Task to complete → Scan the records below. List lines holding "mantenga".

Raw data →
%%

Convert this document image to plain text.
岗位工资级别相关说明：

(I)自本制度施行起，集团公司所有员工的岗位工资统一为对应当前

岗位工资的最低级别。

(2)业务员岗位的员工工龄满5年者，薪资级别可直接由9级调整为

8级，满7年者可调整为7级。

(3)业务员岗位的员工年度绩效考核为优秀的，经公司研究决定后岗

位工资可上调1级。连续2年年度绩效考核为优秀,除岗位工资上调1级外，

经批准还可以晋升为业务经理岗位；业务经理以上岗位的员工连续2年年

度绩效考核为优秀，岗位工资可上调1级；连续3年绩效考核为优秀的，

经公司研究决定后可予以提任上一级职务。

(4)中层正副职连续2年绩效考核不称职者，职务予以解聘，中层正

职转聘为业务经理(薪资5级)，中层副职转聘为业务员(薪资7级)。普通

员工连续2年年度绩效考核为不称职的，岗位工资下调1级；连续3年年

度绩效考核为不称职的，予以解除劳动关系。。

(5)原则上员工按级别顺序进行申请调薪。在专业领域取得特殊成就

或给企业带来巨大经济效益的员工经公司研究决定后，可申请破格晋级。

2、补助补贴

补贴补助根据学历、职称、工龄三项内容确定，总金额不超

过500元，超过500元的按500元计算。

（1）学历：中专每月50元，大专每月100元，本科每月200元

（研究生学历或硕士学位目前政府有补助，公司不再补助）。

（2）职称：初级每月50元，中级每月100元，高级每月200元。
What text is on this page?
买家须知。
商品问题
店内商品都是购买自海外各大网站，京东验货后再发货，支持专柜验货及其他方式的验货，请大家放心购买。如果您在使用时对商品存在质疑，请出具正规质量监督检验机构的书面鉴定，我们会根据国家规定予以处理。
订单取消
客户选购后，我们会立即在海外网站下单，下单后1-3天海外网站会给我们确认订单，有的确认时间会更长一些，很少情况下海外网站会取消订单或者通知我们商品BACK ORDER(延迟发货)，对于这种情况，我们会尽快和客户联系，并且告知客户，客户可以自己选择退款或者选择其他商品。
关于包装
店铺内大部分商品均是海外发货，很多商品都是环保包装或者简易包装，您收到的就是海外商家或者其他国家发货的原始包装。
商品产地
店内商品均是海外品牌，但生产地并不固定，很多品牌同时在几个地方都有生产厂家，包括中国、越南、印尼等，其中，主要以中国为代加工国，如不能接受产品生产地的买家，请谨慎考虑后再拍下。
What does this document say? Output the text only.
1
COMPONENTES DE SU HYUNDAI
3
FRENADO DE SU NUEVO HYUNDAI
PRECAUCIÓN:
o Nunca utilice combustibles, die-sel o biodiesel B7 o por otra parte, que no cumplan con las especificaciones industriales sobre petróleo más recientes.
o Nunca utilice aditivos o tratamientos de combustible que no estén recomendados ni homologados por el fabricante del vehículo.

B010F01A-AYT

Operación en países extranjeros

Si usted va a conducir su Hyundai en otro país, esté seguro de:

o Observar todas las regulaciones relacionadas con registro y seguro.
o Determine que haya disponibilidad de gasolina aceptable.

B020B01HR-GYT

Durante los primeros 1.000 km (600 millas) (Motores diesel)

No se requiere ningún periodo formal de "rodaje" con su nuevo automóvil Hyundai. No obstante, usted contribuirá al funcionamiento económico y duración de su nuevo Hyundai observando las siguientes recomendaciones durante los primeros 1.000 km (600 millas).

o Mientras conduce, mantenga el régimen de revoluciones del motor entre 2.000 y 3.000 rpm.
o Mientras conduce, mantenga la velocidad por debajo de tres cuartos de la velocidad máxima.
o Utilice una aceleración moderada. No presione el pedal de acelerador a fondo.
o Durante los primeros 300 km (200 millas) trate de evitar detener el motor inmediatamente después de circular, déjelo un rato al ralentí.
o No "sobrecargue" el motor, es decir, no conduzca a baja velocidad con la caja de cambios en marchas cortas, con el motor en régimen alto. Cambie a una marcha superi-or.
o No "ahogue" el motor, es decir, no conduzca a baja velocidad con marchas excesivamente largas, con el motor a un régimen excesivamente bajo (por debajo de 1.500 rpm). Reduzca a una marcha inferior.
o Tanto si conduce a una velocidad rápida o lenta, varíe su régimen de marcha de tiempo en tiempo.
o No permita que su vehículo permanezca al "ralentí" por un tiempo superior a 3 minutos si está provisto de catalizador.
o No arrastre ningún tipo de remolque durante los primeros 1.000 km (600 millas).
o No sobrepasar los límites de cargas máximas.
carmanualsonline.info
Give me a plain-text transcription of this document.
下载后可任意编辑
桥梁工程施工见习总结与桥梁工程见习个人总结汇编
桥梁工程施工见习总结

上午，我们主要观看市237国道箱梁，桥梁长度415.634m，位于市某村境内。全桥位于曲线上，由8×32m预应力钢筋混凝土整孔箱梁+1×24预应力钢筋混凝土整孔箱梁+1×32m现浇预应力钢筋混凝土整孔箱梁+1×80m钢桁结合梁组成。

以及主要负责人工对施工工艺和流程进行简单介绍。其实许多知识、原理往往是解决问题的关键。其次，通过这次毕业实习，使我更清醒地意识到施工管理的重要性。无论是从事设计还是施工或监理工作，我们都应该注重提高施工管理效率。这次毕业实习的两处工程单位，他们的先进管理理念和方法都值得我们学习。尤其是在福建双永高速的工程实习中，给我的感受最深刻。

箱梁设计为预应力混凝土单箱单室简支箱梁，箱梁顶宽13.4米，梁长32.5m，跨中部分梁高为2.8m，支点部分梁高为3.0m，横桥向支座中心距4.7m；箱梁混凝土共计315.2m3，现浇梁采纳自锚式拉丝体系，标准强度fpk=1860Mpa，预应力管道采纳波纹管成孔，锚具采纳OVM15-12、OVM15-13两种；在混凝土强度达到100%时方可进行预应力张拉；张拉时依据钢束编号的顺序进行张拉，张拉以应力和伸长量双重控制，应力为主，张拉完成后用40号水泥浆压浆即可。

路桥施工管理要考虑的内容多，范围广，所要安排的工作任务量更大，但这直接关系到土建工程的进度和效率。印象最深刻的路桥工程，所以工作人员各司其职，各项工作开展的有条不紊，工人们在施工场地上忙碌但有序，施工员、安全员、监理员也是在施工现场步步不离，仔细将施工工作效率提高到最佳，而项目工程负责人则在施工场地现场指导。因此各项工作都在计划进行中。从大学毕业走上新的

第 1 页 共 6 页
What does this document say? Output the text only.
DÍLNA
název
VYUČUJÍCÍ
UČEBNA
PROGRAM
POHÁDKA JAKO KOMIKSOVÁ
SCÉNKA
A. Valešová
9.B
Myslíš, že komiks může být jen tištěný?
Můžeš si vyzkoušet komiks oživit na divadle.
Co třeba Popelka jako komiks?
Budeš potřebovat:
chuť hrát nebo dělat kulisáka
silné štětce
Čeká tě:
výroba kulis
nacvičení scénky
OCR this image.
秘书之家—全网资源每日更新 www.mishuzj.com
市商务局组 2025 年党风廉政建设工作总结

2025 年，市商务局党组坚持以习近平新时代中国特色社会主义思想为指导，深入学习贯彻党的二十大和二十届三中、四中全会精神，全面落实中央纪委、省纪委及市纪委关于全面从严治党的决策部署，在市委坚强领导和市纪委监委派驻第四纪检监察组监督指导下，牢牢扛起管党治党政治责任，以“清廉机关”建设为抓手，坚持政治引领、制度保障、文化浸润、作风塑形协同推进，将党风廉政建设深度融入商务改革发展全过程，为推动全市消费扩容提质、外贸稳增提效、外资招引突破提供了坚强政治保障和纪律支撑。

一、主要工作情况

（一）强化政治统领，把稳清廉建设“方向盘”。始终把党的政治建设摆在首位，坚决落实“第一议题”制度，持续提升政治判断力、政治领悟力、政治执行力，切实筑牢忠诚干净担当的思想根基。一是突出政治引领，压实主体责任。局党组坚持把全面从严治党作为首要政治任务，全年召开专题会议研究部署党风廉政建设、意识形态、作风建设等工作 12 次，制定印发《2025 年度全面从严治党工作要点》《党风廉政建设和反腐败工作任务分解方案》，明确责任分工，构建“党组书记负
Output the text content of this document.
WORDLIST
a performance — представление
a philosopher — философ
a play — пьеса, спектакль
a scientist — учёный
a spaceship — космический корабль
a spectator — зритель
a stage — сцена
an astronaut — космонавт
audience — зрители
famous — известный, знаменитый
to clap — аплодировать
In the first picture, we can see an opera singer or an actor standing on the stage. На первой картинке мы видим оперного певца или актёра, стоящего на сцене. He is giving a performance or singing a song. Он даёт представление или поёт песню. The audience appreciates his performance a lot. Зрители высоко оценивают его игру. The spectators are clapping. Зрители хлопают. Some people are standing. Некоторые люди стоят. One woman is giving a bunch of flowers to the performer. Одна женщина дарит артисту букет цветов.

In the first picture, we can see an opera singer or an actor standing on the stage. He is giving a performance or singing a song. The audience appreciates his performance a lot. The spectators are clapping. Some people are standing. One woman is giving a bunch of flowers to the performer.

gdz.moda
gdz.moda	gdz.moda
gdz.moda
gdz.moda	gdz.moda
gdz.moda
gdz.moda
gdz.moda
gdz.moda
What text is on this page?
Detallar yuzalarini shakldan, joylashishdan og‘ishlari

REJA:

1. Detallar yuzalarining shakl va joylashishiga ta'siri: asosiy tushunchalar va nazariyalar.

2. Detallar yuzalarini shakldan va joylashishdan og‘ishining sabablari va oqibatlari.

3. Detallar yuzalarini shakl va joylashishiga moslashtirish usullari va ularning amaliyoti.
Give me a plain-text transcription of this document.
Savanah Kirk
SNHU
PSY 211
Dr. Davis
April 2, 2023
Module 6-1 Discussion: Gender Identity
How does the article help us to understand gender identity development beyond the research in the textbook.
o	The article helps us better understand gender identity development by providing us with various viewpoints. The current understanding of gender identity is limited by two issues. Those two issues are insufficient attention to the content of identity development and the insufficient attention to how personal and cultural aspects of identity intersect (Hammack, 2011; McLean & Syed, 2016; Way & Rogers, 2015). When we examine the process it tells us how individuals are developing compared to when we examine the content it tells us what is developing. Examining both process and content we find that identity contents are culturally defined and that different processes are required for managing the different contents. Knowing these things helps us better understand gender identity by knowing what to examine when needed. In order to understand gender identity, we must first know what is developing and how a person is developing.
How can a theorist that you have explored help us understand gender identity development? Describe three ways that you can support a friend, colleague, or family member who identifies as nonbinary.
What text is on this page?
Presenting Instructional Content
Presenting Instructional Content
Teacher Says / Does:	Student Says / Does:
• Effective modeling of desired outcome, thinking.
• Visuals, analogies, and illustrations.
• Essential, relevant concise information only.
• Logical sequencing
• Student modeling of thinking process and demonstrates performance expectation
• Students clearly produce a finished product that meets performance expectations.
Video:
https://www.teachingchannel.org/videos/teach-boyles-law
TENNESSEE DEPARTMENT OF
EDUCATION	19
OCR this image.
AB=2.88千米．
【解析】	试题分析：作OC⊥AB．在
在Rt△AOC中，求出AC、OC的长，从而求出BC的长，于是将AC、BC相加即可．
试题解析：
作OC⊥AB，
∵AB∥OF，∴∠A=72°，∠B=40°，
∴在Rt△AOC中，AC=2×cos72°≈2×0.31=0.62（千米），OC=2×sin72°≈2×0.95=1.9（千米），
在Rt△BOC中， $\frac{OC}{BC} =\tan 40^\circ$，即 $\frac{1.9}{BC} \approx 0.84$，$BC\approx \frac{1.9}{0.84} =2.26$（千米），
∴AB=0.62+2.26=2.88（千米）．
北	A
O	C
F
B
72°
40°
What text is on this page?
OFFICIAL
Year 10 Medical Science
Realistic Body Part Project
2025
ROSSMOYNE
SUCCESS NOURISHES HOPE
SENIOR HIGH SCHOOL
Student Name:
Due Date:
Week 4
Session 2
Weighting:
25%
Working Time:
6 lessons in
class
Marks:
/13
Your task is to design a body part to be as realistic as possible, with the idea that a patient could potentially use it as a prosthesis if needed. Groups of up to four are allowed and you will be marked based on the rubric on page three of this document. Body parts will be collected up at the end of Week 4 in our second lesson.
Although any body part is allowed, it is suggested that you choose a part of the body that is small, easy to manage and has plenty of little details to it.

%%

Task output →
o Mientras conduce, mantenga el régimen de revoluciones del motor entre 2.000 y 3.000 rpm.
o Mientras conduce, mantenga la velocidad por debajo de tres cuartos de la velocidad máxima.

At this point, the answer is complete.